• [Items]
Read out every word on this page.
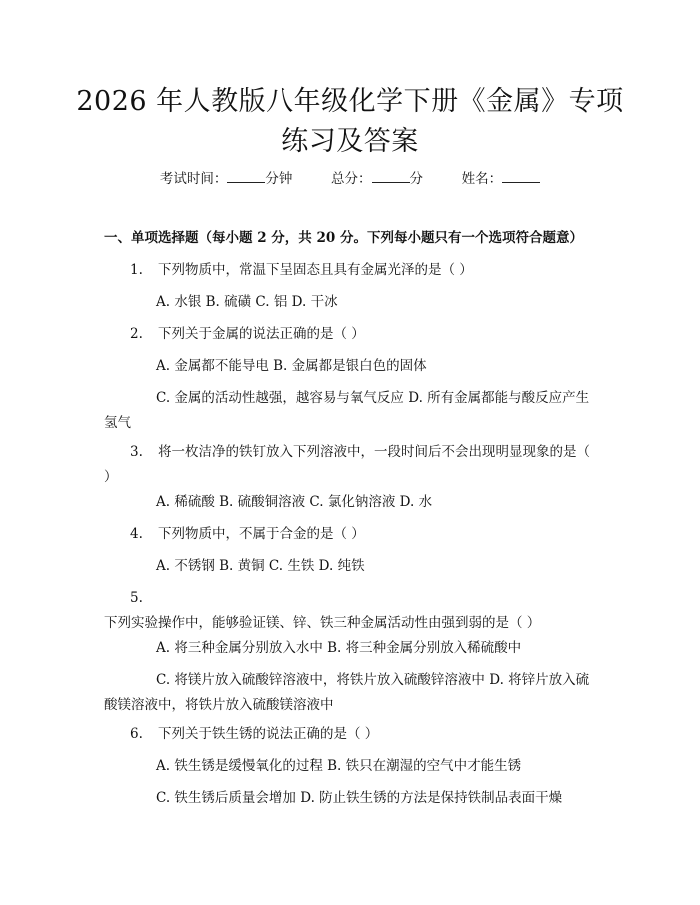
2026 年人教版八年级化学下册《金属》专项
练习及答案
考试时间：	分钟	总分：	分	姓名：
一、单项选择题（每小题 2 分，共 20 分。下列每小题只有一个选项符合题意）
1. 下列物质中，常温下呈固态且具有金属光泽的是（ ）
A. 水银 B. 硫磺 C. 铝 D. 干冰
2. 下列关于金属的说法正确的是（ ）
A. 金属都不能导电 B. 金属都是银白色的固体
C. 金属的活动性越强，越容易与氧气反应 D. 所有金属都能与酸反应产生氢气
3. 将一枚洁净的铁钉放入下列溶液中，一段时间后不会出现明显现象的是（ ）
A. 稀硫酸 B. 硫酸铜溶液 C. 氯化钠溶液 D. 水
4. 下列物质中，不属于合金的是（ ）
A. 不锈钢 B. 黄铜 C. 生铁 D. 纯铁
5.下列实验操作中，能够验证镁、锌、铁三种金属活动性由强到弱的是（ ）
A. 将三种金属分别放入水中 B. 将三种金属分别放入稀硫酸中
C. 将镁片放入硫酸锌溶液中，将铁片放入硫酸锌溶液中 D. 将锌片放入硫酸镁溶液中，将铁片放入硫酸镁溶液中
6. 下列关于铁生锈的说法正确的是（ ）
A. 铁生锈是缓慢氧化的过程 B. 铁只在潮湿的空气中才能生锈
C. 铁生锈后质量会增加 D. 防止铁生锈的方法是保持铁制品表面干燥
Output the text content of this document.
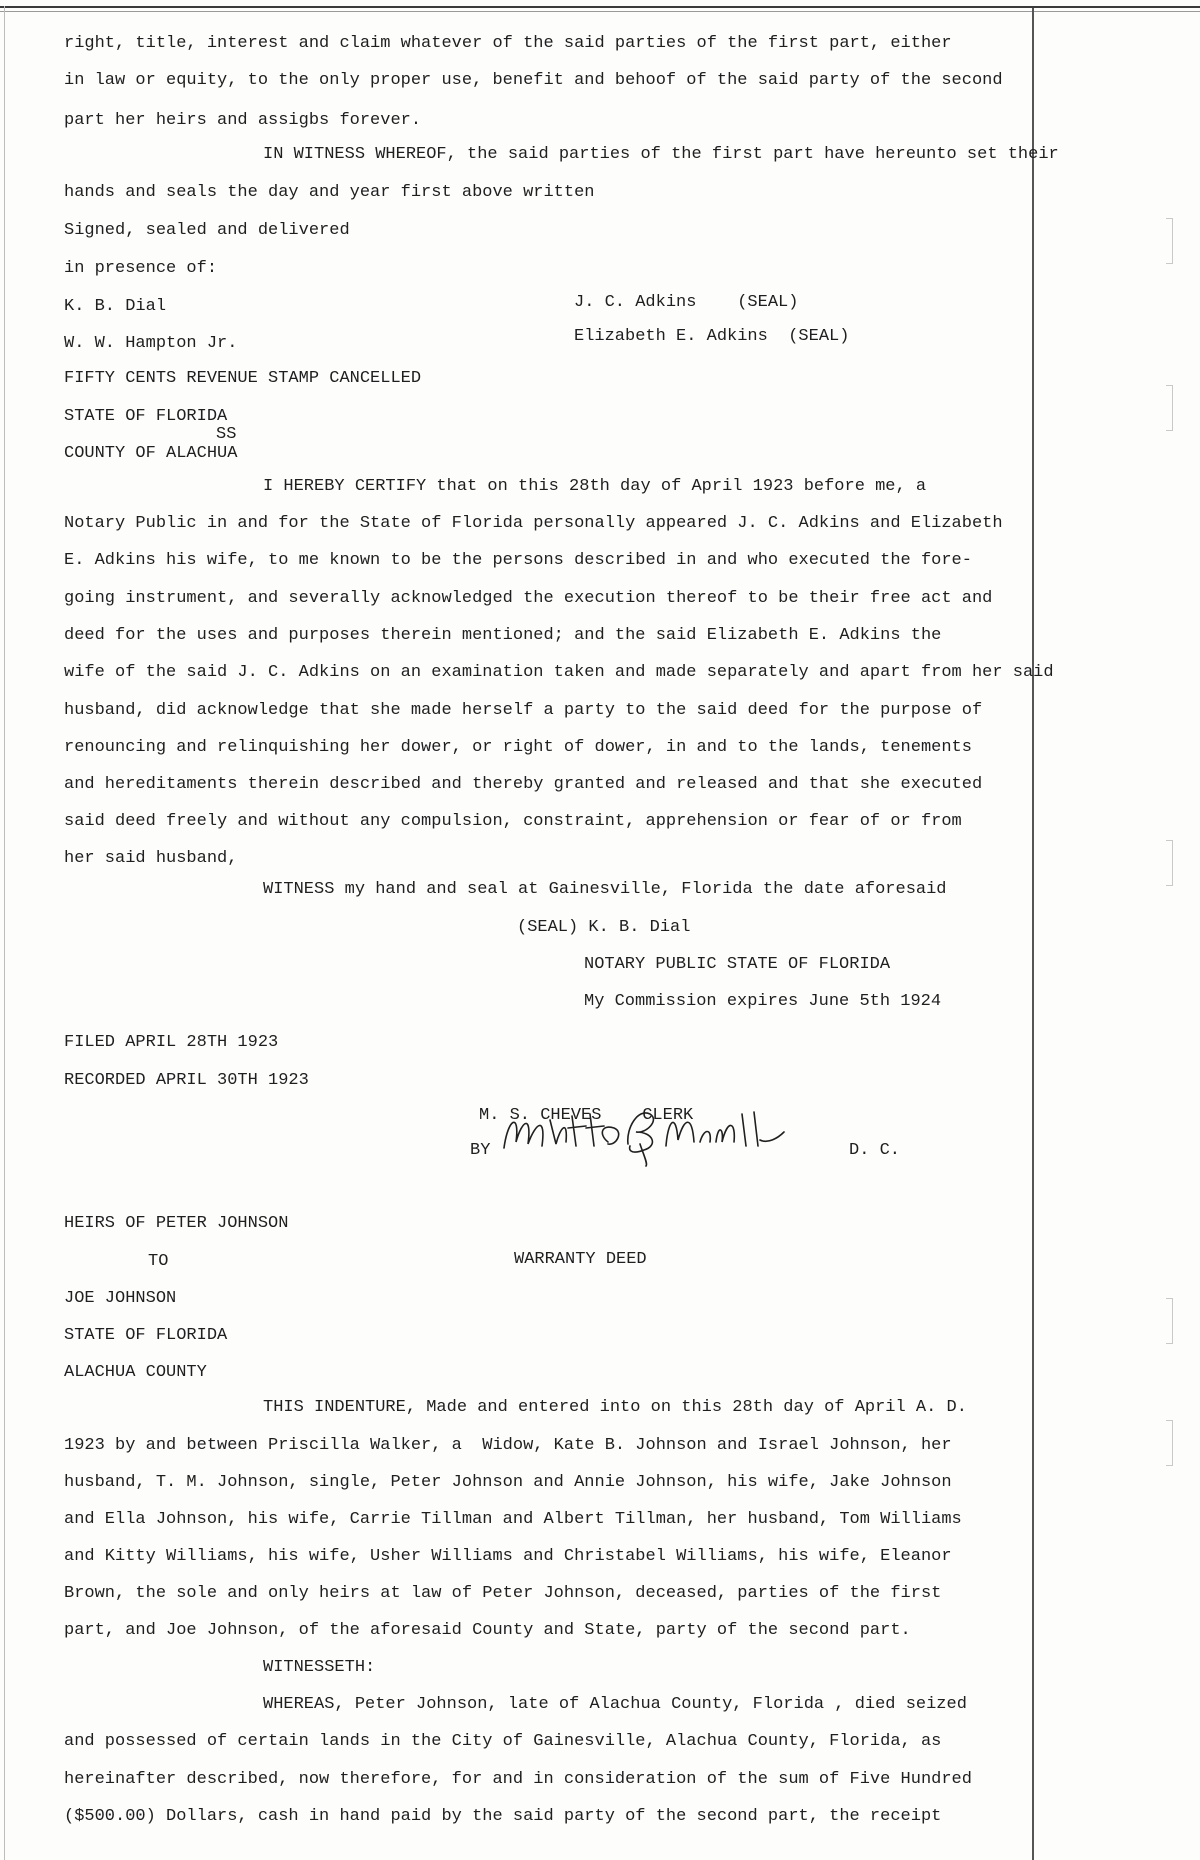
right, title, interest and claim whatever of the said parties of the first part, either
in law or equity, to the only proper use, benefit and behoof of the said party of the second
part her heirs and assigbs forever.
IN WITNESS WHEREOF, the said parties of the first part have hereunto set their
hands and seals the day and year first above written
Signed, sealed and delivered
in presence of:
K. B. Dial	J. C. Adkins    (SEAL)
W. W. Hampton Jr.	Elizabeth E. Adkins  (SEAL)
FIFTY CENTS REVENUE STAMP CANCELLED
STATE OF FLORIDA
SS
COUNTY OF ALACHUA
I HEREBY CERTIFY that on this 28th day of April 1923 before me, a
Notary Public in and for the State of Florida personally appeared J. C. Adkins and Elizabeth
E. Adkins his wife, to me known to be the persons described in and who executed the fore-
going instrument, and severally acknowledged the execution thereof to be their free act and
deed for the uses and purposes therein mentioned; and the said Elizabeth E. Adkins the
wife of the said J. C. Adkins on an examination taken and made separately and apart from her said
husband, did acknowledge that she made herself a party to the said deed for the purpose of
renouncing and relinquishing her dower, or right of dower, in and to the lands, tenements
and hereditaments therein described and thereby granted and released and that she executed
said deed freely and without any compulsion, constraint, apprehension or fear of or from
her said husband,
WITNESS my hand and seal at Gainesville, Florida the date aforesaid
(SEAL) K. B. Dial
NOTARY PUBLIC STATE OF FLORIDA
My Commission expires June 5th 1924
FILED APRIL 28TH 1923
RECORDED APRIL 30TH 1923
M. S. CHEVES    CLERK
BY	D. C.
HEIRS OF PETER JOHNSON
TO
JOE JOHNSON
WARRANTY DEED
STATE OF FLORIDA
ALACHUA COUNTY
THIS INDENTURE, Made and entered into on this 28th day of April A. D.
1923 by and between Priscilla Walker, a  Widow, Kate B. Johnson and Israel Johnson, her
husband, T. M. Johnson, single, Peter Johnson and Annie Johnson, his wife, Jake Johnson
and Ella Johnson, his wife, Carrie Tillman and Albert Tillman, her husband, Tom Williams
and Kitty Williams, his wife, Usher Williams and Christabel Williams, his wife, Eleanor
Brown, the sole and only heirs at law of Peter Johnson, deceased, parties of the first
part, and Joe Johnson, of the aforesaid County and State, party of the second part.
WITNESSETH:
WHEREAS, Peter Johnson, late of Alachua County, Florida , died seized
and possessed of certain lands in the City of Gainesville, Alachua County, Florida, as
hereinafter described, now therefore, for and in consideration of the sum of Five Hundred
($500.00) Dollars, cash in hand paid by the said party of the second part, the receipt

• [Exercise goal]
Copy out all lines that carry the word "executed".

• [The output]
E. Adkins his wife, to me known to be the persons described in and who executed the fore-
and hereditaments therein described and thereby granted and released and that she executed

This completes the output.